* _Data_

>>>>>

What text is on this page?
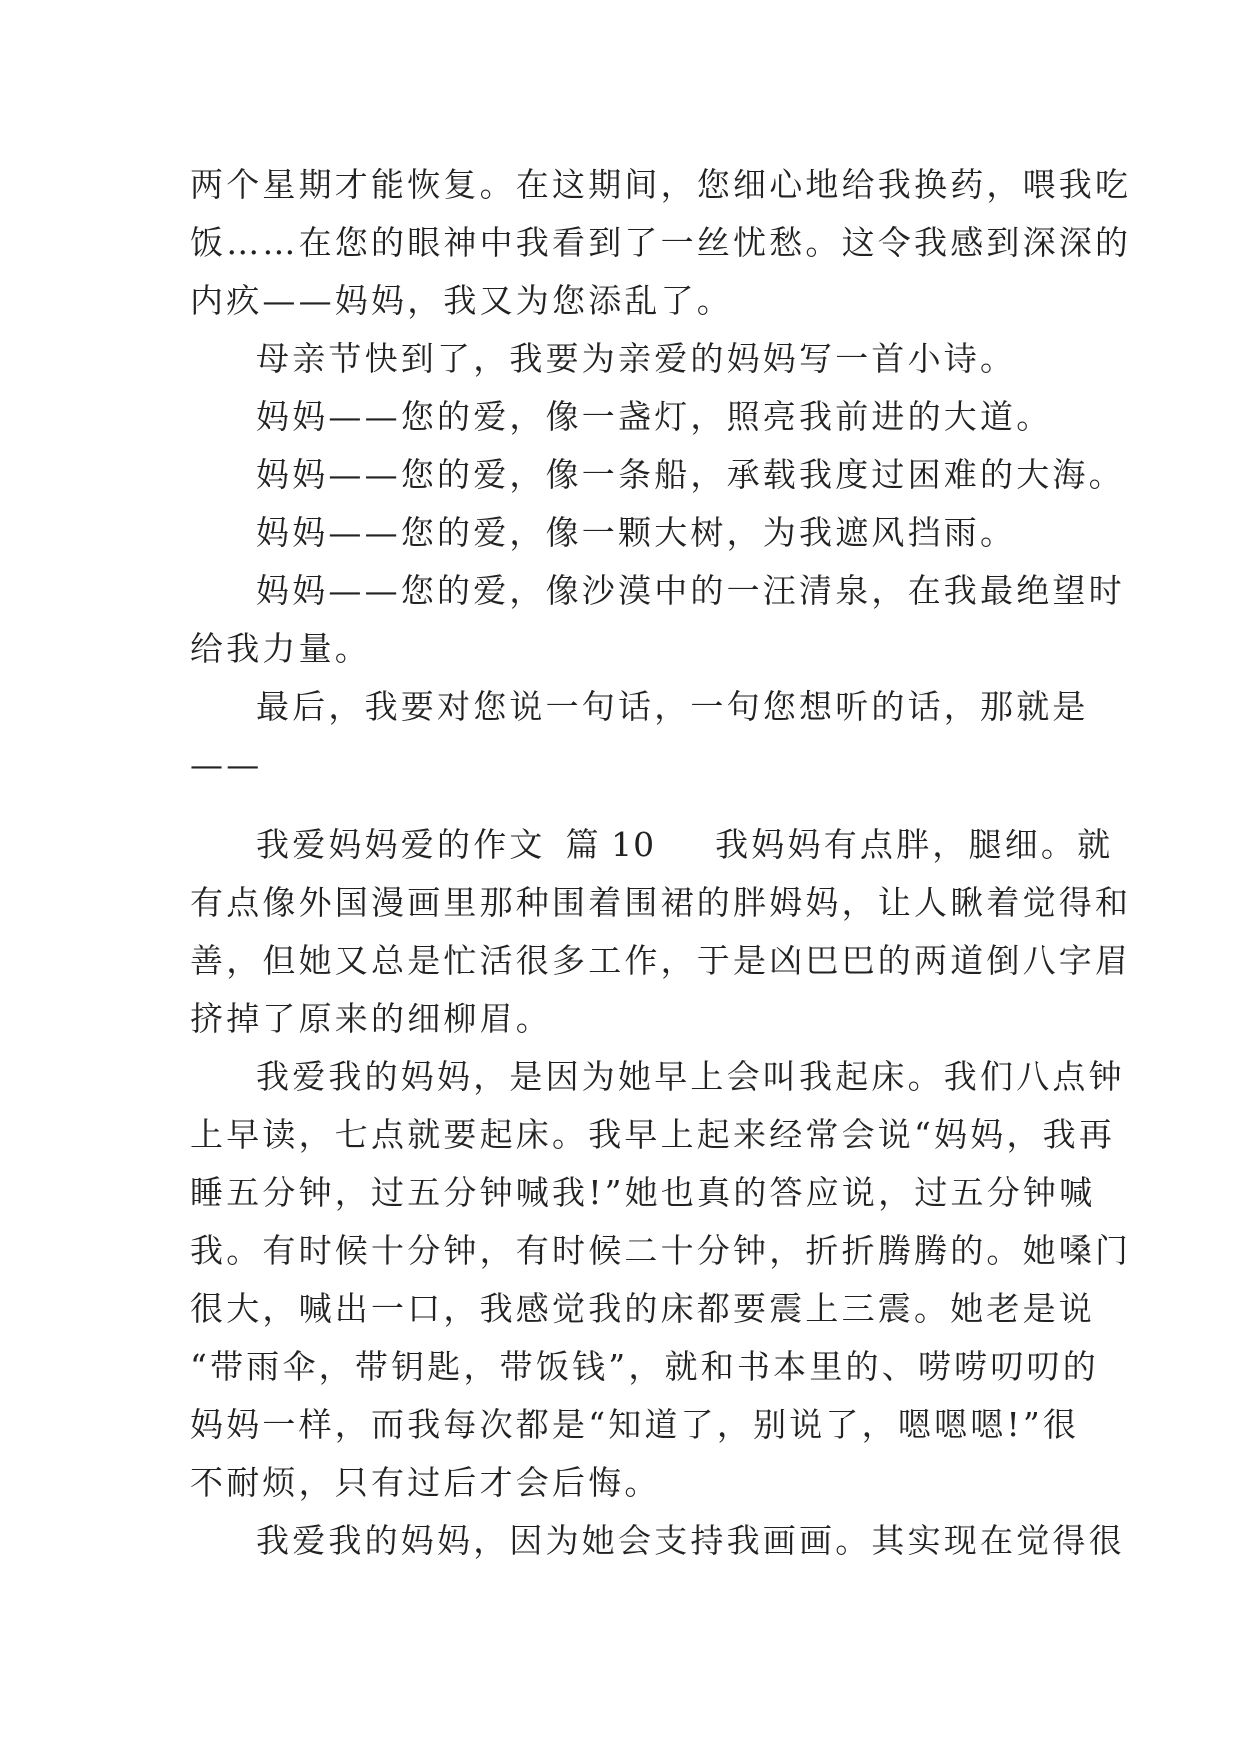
两个星期才能恢复。在这期间，您细心地给我换药，喂我吃
饭……在您的眼神中我看到了一丝忧愁。这令我感到深深的
内疚——妈妈，我又为您添乱了。
母亲节快到了，我要为亲爱的妈妈写一首小诗。
妈妈——您的爱，像一盏灯，照亮我前进的大道。
妈妈——您的爱，像一条船，承载我度过困难的大海。
妈妈——您的爱，像一颗大树，为我遮风挡雨。
妈妈——您的爱，像沙漠中的一汪清泉，在我最绝望时
给我力量。
最后，我要对您说一句话，一句您想听的话，那就是
——
我爱妈妈爱的作文 篇 10 我妈妈有点胖，腿细。就
有点像外国漫画里那种围着围裙的胖姆妈，让人瞅着觉得和
善，但她又总是忙活很多工作，于是凶巴巴的两道倒八字眉
挤掉了原来的细柳眉。
我爱我的妈妈，是因为她早上会叫我起床。我们八点钟
上早读，七点就要起床。我早上起来经常会说“妈妈，我再
睡五分钟，过五分钟喊我!”她也真的答应说，过五分钟喊
我。有时候十分钟，有时候二十分钟，折折腾腾的。她嗓门
很大，喊出一口，我感觉我的床都要震上三震。她老是说
“带雨伞，带钥匙，带饭钱”，就和书本里的、唠唠叨叨的
妈妈一样，而我每次都是“知道了，别说了，嗯嗯嗯!”很
不耐烦，只有过后才会后悔。
我爱我的妈妈，因为她会支持我画画。其实现在觉得很
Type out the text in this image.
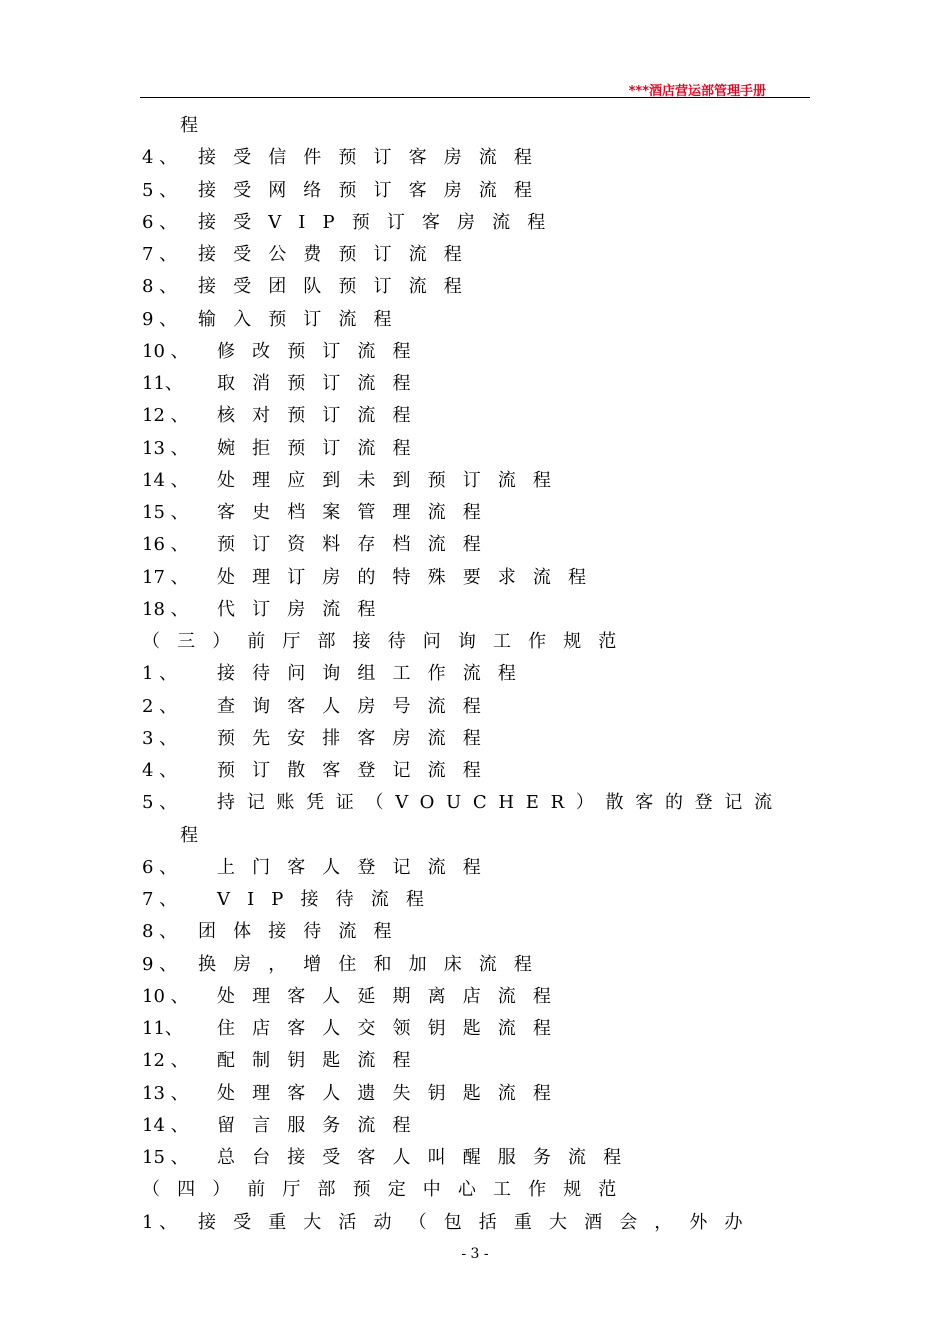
***酒店营运部管理手册
程
4 、 接受信件预订客房流程
5 、 接受网络预订客房流程
6 、 接受VIP预订客房流程
7 、 接受公费预订流程
8 、 接受团队预订流程
9 、 输入预订流程
10 、 修改预订流程
11、 取消预订流程
12 、 核对预订流程
13 、 婉拒预订流程
14 、 处理应到未到预订流程
15 、 客史档案管理流程
16 、 预订资料存档流程
17 、 处理订房的特殊要求流程
18 、 代订房流程
（三）前厅部接待问询工作规范
1 、 接待问询组工作流程
2 、 查询客人房号流程
3 、 预先安排客房流程
4 、 预订散客登记流程
5 、 持记账凭证（VOUCHER）散客的登记流
程
6 、 上门客人登记流程
7 、 VIP接待流程
8 、 团体接待流程
9 、 换房，增住和加床流程
10 、 处理客人延期离店流程
11、 住店客人交领钥匙流程
12 、 配制钥匙流程
13 、 处理客人遗失钥匙流程
14 、 留言服务流程
15 、 总台接受客人叫醒服务流程
（四）前厅部预定中心工作规范
1 、 接受重大活动（包括重大酒会，外办
- 3 -
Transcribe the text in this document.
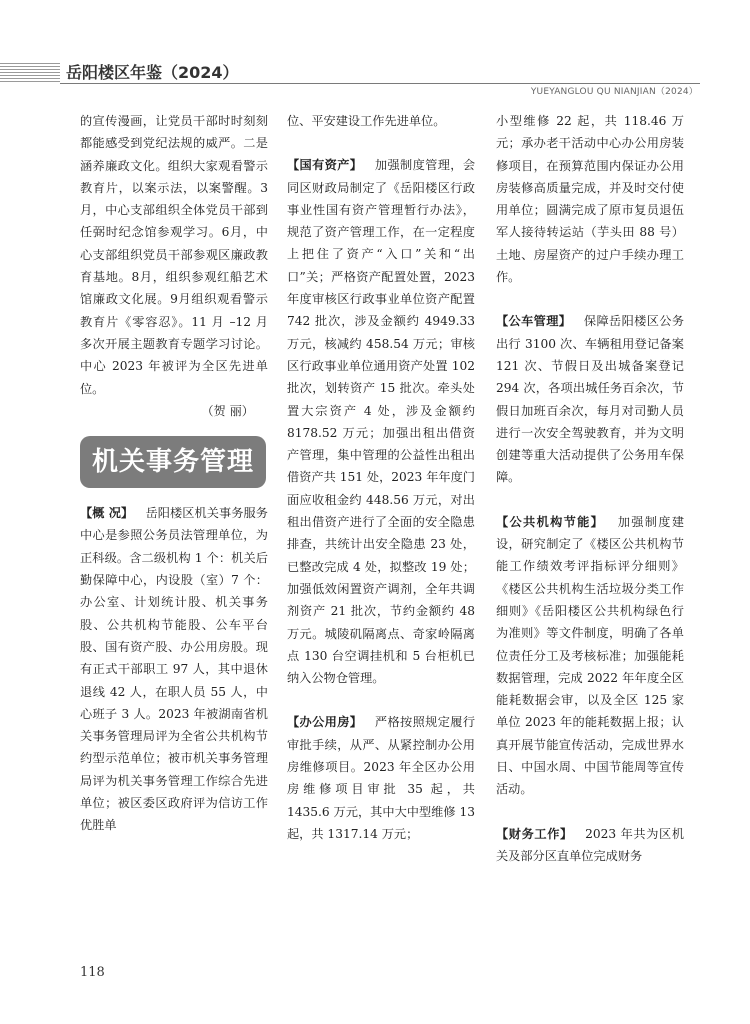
岳阳楼区年鉴（2024）
YUEYANGLOU QU NIANJIAN（2024）

的宣传漫画，让党员干部时时刻刻都能感受到党纪法规的威严。二是涵养廉政文化。组织大家观看警示教育片，以案示法，以案警醒。3月，中心支部组织全体党员干部到任弼时纪念馆参观学习。6月，中心支部组织党员干部参观区廉政教育基地。8月，组织参观红船艺术馆廉政文化展。9月组织观看警示教育片《零容忍》。11 月 –12 月多次开展主题教育专题学习讨论。中心 2023 年被评为全区先进单位。

（贺 丽）

机关事务管理

【概 况】  岳阳楼区机关事务服务中心是参照公务员法管理单位，为正科级。含二级机构 1 个：机关后勤保障中心，内设股（室）7 个：办公室、计划统计股、机关事务股、公共机构节能股、公车平台股、国有资产股、办公用房股。现有正式干部职工 97 人，其中退休退线 42 人，在职人员 55 人，中心班子 3 人。2023 年被湖南省机关事务管理局评为全省公共机构节约型示范单位；被市机关事务管理局评为机关事务管理工作综合先进单位；被区委区政府评为信访工作优胜单

位、平安建设工作先进单位。

【国有资产】  加强制度管理，会同区财政局制定了《岳阳楼区行政事业性国有资产管理暂行办法》，规范了资产管理工作，在一定程度上把住了资产“入口”关和“出口”关；严格资产配置处置，2023 年度审核区行政事业单位资产配置 742 批次，涉及金额约 4949.33 万元，核减约 458.54 万元；审核区行政事业单位通用资产处置 102 批次，划转资产 15 批次。牵头处置大宗资产 4 处，涉及金额约 8178.52 万元；加强出租出借资产管理，集中管理的公益性出租出借资产共 151 处，2023 年年度门面应收租金约 448.56 万元，对出租出借资产进行了全面的安全隐患排查，共统计出安全隐患 23 处，已整改完成 4 处，拟整改 19 处；加强低效闲置资产调剂，全年共调剂资产 21 批次，节约金额约 48 万元。城陵矶隔离点、奇家岭隔离点 130 台空调挂机和 5 台柜机已纳入公物仓管理。

【办公用房】  严格按照规定履行审批手续，从严、从紧控制办公用房维修项目。2023 年全区办公用房维修项目审批 35 起，共 1435.6 万元，其中大中型维修 13 起，共 1317.14 万元；

小型维修 22 起，共 118.46 万元；承办老干活动中心办公用房装修项目，在预算范围内保证办公用房装修高质量完成，并及时交付使用单位；圆满完成了原市复员退伍军人接待转运站（芋头田 88 号）土地、房屋资产的过户手续办理工作。

【公车管理】  保障岳阳楼区公务出行 3100 次、车辆租用登记备案 121 次、节假日及出城备案登记 294 次，各项出城任务百余次，节假日加班百余次，每月对司勤人员进行一次安全驾驶教育，并为文明创建等重大活动提供了公务用车保障。

【公共机构节能】  加强制度建设，研究制定了《楼区公共机构节能工作绩效考评指标评分细则》《楼区公共机构生活垃圾分类工作细则》《岳阳楼区公共机构绿色行为准则》等文件制度，明确了各单位责任分工及考核标准；加强能耗数据管理，完成 2022 年年度全区能耗数据会审，以及全区 125 家单位 2023 年的能耗数据上报；认真开展节能宣传活动，完成世界水日、中国水周、中国节能周等宣传活动。

【财务工作】  2023 年共为区机关及部分区直单位完成财务

118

<<<<<

* _Work instructions_
Repeat everything in the records precisely. Images are excluded from the copy.

* _Solution to the exercise_
What text is on this page?
两个星期才能恢复。在这期间，您细心地给我换药，喂我吃
饭……在您的眼神中我看到了一丝忧愁。这令我感到深深的
内疚——妈妈，我又为您添乱了。
母亲节快到了，我要为亲爱的妈妈写一首小诗。
妈妈——您的爱，像一盏灯，照亮我前进的大道。
妈妈——您的爱，像一条船，承载我度过困难的大海。
妈妈——您的爱，像一颗大树，为我遮风挡雨。
妈妈——您的爱，像沙漠中的一汪清泉，在我最绝望时
给我力量。
最后，我要对您说一句话，一句您想听的话，那就是
——
我爱妈妈爱的作文 篇 10 我妈妈有点胖，腿细。就
有点像外国漫画里那种围着围裙的胖姆妈，让人瞅着觉得和
善，但她又总是忙活很多工作，于是凶巴巴的两道倒八字眉
挤掉了原来的细柳眉。
我爱我的妈妈，是因为她早上会叫我起床。我们八点钟
上早读，七点就要起床。我早上起来经常会说“妈妈，我再
睡五分钟，过五分钟喊我!”她也真的答应说，过五分钟喊
我。有时候十分钟，有时候二十分钟，折折腾腾的。她嗓门
很大，喊出一口，我感觉我的床都要震上三震。她老是说
“带雨伞，带钥匙，带饭钱”，就和书本里的、唠唠叨叨的
妈妈一样，而我每次都是“知道了，别说了，嗯嗯嗯!”很
不耐烦，只有过后才会后悔。
我爱我的妈妈，因为她会支持我画画。其实现在觉得很
Type out the text in this image.
***酒店营运部管理手册
程
4 、 接受信件预订客房流程
5 、 接受网络预订客房流程
6 、 接受VIP预订客房流程
7 、 接受公费预订流程
8 、 接受团队预订流程
9 、 输入预订流程
10 、 修改预订流程
11、 取消预订流程
12 、 核对预订流程
13 、 婉拒预订流程
14 、 处理应到未到预订流程
15 、 客史档案管理流程
16 、 预订资料存档流程
17 、 处理订房的特殊要求流程
18 、 代订房流程
（三）前厅部接待问询工作规范
1 、 接待问询组工作流程
2 、 查询客人房号流程
3 、 预先安排客房流程
4 、 预订散客登记流程
5 、 持记账凭证（VOUCHER）散客的登记流
程
6 、 上门客人登记流程
7 、 VIP接待流程
8 、 团体接待流程
9 、 换房，增住和加床流程
10 、 处理客人延期离店流程
11、 住店客人交领钥匙流程
12 、 配制钥匙流程
13 、 处理客人遗失钥匙流程
14 、 留言服务流程
15 、 总台接受客人叫醒服务流程
（四）前厅部预定中心工作规范
1 、 接受重大活动（包括重大酒会，外办
- 3 -
Transcribe the text in this document.
岳阳楼区年鉴（2024）
YUEYANGLOU QU NIANJIAN（2024）

的宣传漫画，让党员干部时时刻刻都能感受到党纪法规的威严。二是涵养廉政文化。组织大家观看警示教育片，以案示法，以案警醒。3月，中心支部组织全体党员干部到任弼时纪念馆参观学习。6月，中心支部组织党员干部参观区廉政教育基地。8月，组织参观红船艺术馆廉政文化展。9月组织观看警示教育片《零容忍》。11 月 –12 月多次开展主题教育专题学习讨论。中心 2023 年被评为全区先进单位。

（贺 丽）

机关事务管理

【概 况】  岳阳楼区机关事务服务中心是参照公务员法管理单位，为正科级。含二级机构 1 个：机关后勤保障中心，内设股（室）7 个：办公室、计划统计股、机关事务股、公共机构节能股、公车平台股、国有资产股、办公用房股。现有正式干部职工 97 人，其中退休退线 42 人，在职人员 55 人，中心班子 3 人。2023 年被湖南省机关事务管理局评为全省公共机构节约型示范单位；被市机关事务管理局评为机关事务管理工作综合先进单位；被区委区政府评为信访工作优胜单

位、平安建设工作先进单位。

【国有资产】  加强制度管理，会同区财政局制定了《岳阳楼区行政事业性国有资产管理暂行办法》，规范了资产管理工作，在一定程度上把住了资产“入口”关和“出口”关；严格资产配置处置，2023 年度审核区行政事业单位资产配置 742 批次，涉及金额约 4949.33 万元，核减约 458.54 万元；审核区行政事业单位通用资产处置 102 批次，划转资产 15 批次。牵头处置大宗资产 4 处，涉及金额约 8178.52 万元；加强出租出借资产管理，集中管理的公益性出租出借资产共 151 处，2023 年年度门面应收租金约 448.56 万元，对出租出借资产进行了全面的安全隐患排查，共统计出安全隐患 23 处，已整改完成 4 处，拟整改 19 处；加强低效闲置资产调剂，全年共调剂资产 21 批次，节约金额约 48 万元。城陵矶隔离点、奇家岭隔离点 130 台空调挂机和 5 台柜机已纳入公物仓管理。

【办公用房】  严格按照规定履行审批手续，从严、从紧控制办公用房维修项目。2023 年全区办公用房维修项目审批 35 起，共 1435.6 万元，其中大中型维修 13 起，共 1317.14 万元；

小型维修 22 起，共 118.46 万元；承办老干活动中心办公用房装修项目，在预算范围内保证办公用房装修高质量完成，并及时交付使用单位；圆满完成了原市复员退伍军人接待转运站（芋头田 88 号）土地、房屋资产的过户手续办理工作。

【公车管理】  保障岳阳楼区公务出行 3100 次、车辆租用登记备案 121 次、节假日及出城备案登记 294 次，各项出城任务百余次，节假日加班百余次，每月对司勤人员进行一次安全驾驶教育，并为文明创建等重大活动提供了公务用车保障。

【公共机构节能】  加强制度建设，研究制定了《楼区公共机构节能工作绩效考评指标评分细则》《楼区公共机构生活垃圾分类工作细则》《岳阳楼区公共机构绿色行为准则》等文件制度，明确了各单位责任分工及考核标准；加强能耗数据管理，完成 2022 年年度全区能耗数据会审，以及全区 125 家单位 2023 年的能耗数据上报；认真开展节能宣传活动，完成世界水日、中国水周、中国节能周等宣传活动。

【财务工作】  2023 年共为区机关及部分区直单位完成财务

118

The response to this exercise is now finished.